Stored items

[Start]

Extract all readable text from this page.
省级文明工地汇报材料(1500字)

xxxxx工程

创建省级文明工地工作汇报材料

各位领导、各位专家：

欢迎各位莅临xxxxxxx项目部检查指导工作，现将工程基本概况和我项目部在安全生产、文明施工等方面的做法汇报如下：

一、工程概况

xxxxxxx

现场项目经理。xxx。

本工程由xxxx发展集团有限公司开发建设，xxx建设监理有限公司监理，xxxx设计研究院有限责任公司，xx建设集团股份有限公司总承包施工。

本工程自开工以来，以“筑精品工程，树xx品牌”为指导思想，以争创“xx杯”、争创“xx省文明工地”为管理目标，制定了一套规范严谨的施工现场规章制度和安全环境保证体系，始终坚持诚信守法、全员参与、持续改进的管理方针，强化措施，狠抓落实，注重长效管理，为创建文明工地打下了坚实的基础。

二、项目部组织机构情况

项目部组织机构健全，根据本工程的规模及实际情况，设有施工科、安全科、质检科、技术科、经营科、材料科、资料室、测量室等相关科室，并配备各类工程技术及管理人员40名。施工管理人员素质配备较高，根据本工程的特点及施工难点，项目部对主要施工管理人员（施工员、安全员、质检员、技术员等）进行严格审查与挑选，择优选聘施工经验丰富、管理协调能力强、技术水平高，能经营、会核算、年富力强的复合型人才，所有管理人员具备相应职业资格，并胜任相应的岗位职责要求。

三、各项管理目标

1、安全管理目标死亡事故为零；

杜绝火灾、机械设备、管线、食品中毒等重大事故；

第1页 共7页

[End]

* [TASK PROMPT]: Give back each line above precisely as it stands.

* [RESULT FOR THIS TASK]:
Extract all readable text from this page.
省级文明工地汇报材料(1500字)

xxxxx工程

创建省级文明工地工作汇报材料

各位领导、各位专家：

欢迎各位莅临xxxxxxx项目部检查指导工作，现将工程基本概况和我项目部在安全生产、文明施工等方面的做法汇报如下：

一、工程概况

xxxxxxx

现场项目经理。xxx。

本工程由xxxx发展集团有限公司开发建设，xxx建设监理有限公司监理，xxxx设计研究院有限责任公司，xx建设集团股份有限公司总承包施工。

本工程自开工以来，以“筑精品工程，树xx品牌”为指导思想，以争创“xx杯”、争创“xx省文明工地”为管理目标，制定了一套规范严谨的施工现场规章制度和安全环境保证体系，始终坚持诚信守法、全员参与、持续改进的管理方针，强化措施，狠抓落实，注重长效管理，为创建文明工地打下了坚实的基础。

二、项目部组织机构情况

项目部组织机构健全，根据本工程的规模及实际情况，设有施工科、安全科、质检科、技术科、经营科、材料科、资料室、测量室等相关科室，并配备各类工程技术及管理人员40名。施工管理人员素质配备较高，根据本工程的特点及施工难点，项目部对主要施工管理人员（施工员、安全员、质检员、技术员等）进行严格审查与挑选，择优选聘施工经验丰富、管理协调能力强、技术水平高，能经营、会核算、年富力强的复合型人才，所有管理人员具备相应职业资格，并胜任相应的岗位职责要求。

三、各项管理目标

1、安全管理目标死亡事故为零；

杜绝火灾、机械设备、管线、食品中毒等重大事故；

第1页 共7页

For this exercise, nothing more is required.